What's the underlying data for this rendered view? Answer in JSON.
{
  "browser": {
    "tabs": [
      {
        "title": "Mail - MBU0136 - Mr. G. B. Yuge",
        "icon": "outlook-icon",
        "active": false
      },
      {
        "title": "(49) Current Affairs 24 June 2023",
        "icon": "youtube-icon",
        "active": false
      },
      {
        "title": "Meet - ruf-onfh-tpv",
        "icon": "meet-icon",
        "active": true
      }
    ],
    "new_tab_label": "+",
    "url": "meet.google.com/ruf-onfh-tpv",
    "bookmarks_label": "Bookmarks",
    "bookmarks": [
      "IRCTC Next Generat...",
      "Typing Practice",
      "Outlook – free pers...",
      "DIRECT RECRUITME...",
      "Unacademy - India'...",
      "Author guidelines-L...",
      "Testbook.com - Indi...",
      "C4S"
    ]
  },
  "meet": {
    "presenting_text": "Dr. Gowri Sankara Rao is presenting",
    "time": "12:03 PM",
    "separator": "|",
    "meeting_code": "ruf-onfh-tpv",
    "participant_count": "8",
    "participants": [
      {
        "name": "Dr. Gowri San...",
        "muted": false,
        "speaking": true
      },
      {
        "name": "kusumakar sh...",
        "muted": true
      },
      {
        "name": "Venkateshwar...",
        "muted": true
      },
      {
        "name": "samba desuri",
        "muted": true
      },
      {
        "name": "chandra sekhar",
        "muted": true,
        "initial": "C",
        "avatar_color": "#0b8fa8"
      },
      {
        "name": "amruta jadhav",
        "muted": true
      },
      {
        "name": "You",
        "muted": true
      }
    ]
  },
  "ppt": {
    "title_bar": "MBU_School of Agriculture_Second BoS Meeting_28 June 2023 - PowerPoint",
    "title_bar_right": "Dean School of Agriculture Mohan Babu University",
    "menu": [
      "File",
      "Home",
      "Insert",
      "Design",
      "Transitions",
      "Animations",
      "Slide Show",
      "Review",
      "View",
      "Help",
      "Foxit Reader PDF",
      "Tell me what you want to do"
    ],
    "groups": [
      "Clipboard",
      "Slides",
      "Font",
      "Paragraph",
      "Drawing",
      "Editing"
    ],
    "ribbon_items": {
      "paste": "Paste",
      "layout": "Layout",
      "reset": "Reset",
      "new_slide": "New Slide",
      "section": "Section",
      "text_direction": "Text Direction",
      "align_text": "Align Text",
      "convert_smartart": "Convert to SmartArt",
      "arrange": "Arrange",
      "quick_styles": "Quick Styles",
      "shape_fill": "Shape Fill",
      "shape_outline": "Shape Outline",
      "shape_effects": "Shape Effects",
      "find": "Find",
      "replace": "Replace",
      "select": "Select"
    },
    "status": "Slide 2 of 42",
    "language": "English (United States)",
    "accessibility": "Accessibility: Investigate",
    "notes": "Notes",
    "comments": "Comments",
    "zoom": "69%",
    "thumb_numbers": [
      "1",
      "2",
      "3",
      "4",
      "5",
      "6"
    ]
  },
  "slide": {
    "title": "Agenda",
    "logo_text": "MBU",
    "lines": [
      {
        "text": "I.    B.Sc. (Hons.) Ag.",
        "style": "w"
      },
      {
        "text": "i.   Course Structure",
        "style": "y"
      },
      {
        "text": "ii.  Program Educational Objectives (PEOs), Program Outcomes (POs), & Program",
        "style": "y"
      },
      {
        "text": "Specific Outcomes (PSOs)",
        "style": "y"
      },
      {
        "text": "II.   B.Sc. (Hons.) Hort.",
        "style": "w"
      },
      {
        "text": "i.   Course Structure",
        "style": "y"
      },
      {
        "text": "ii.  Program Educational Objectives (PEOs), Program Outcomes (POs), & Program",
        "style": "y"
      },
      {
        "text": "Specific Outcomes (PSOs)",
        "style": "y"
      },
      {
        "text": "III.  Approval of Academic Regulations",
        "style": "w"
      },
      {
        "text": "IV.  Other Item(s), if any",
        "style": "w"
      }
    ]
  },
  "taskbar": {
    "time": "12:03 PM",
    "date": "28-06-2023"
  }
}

.....

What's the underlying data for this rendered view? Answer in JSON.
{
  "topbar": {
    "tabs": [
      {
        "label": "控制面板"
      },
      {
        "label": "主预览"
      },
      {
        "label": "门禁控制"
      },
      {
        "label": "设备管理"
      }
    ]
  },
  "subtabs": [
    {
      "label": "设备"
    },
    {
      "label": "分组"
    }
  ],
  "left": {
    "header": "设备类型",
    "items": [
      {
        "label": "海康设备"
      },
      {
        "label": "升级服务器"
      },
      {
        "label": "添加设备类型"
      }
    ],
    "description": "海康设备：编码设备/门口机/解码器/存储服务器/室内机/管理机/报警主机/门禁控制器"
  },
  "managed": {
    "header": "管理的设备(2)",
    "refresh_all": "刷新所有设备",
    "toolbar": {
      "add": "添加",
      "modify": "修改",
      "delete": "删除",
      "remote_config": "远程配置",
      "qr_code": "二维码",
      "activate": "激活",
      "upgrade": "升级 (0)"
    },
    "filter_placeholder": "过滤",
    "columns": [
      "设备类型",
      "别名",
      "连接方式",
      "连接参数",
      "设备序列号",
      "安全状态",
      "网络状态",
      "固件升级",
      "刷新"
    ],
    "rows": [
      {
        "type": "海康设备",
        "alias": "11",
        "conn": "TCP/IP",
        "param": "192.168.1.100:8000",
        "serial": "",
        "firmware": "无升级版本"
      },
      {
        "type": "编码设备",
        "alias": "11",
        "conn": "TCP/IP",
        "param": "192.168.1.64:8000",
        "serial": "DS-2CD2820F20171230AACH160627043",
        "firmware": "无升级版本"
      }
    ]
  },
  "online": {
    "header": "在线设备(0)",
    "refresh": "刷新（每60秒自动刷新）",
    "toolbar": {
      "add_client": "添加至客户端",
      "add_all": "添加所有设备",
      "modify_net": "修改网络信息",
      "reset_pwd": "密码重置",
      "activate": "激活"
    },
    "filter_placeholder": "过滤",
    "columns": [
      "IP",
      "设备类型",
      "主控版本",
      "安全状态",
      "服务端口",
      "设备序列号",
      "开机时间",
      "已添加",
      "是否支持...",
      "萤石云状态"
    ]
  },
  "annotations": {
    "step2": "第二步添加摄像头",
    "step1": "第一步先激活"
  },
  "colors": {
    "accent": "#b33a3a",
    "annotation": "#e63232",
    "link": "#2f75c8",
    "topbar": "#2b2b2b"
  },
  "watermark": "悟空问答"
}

.....

- [Task instructions]: Identify all lines in the records above with the word "icon".

- [Solved exercise]:
        "icon": "outlook-icon",
        "icon": "youtube-icon",
        "icon": "meet-icon",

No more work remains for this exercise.